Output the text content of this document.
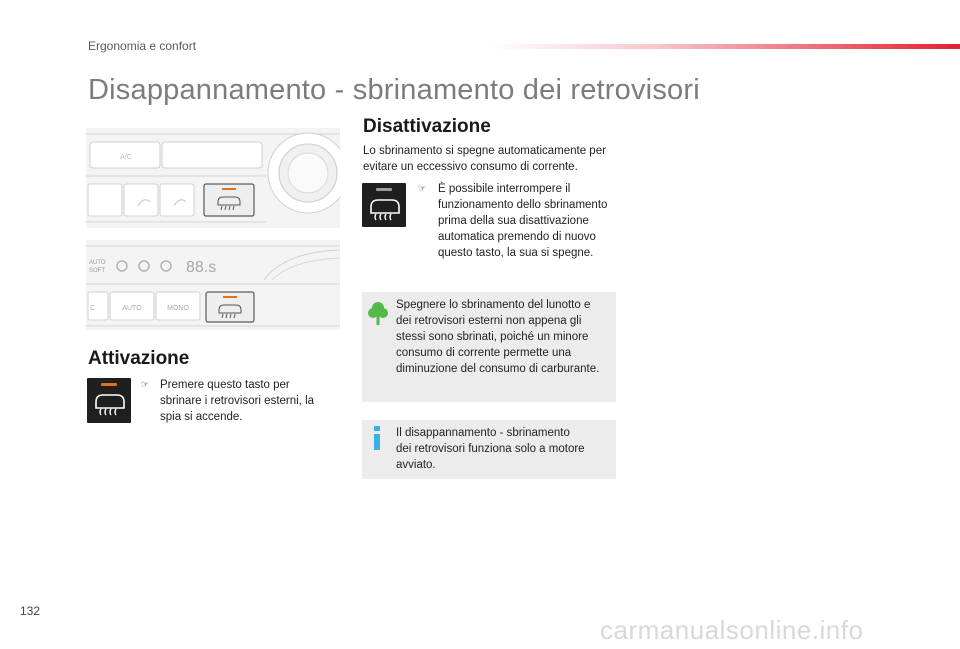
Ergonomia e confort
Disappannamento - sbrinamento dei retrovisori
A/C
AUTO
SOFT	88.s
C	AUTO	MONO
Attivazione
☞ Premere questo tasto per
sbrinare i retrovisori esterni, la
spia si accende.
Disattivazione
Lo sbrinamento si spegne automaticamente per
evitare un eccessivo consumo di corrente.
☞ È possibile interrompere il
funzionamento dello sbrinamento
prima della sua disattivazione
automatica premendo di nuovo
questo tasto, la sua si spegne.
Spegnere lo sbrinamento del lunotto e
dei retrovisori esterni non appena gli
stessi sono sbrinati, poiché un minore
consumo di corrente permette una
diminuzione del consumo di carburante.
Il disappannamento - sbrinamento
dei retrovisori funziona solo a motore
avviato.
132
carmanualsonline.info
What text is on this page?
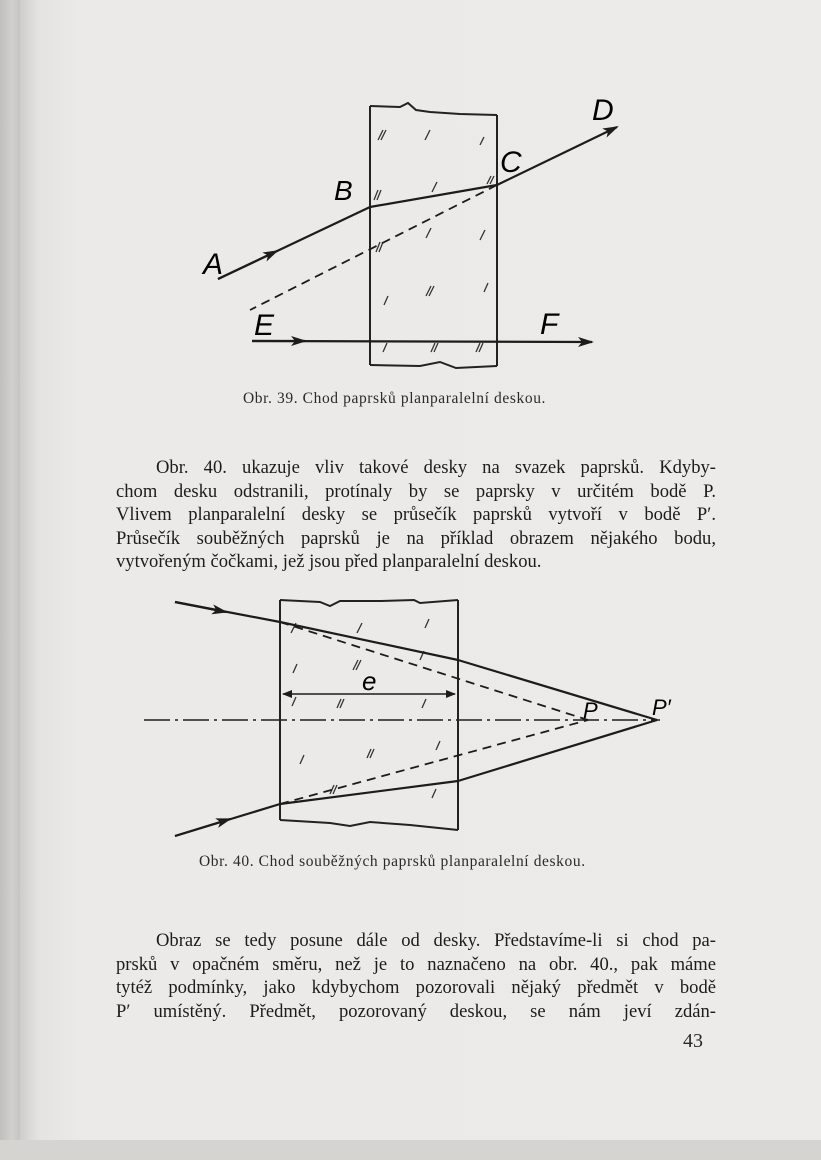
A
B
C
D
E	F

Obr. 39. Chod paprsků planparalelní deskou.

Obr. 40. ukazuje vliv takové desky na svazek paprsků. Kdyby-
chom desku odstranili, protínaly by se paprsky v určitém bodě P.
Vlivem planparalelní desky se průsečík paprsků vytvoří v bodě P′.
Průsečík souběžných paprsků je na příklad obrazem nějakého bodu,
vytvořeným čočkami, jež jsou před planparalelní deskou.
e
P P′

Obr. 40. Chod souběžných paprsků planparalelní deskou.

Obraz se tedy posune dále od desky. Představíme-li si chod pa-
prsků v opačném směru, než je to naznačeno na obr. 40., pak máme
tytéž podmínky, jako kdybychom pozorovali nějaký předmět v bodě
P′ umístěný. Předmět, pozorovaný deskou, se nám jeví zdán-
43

▬▬▬▬▬▬▬▬▬▬

Extract each line from the entries above that contains the string "questo".

☞ Premere questo tasto per
questo tasto, la sua si spegne.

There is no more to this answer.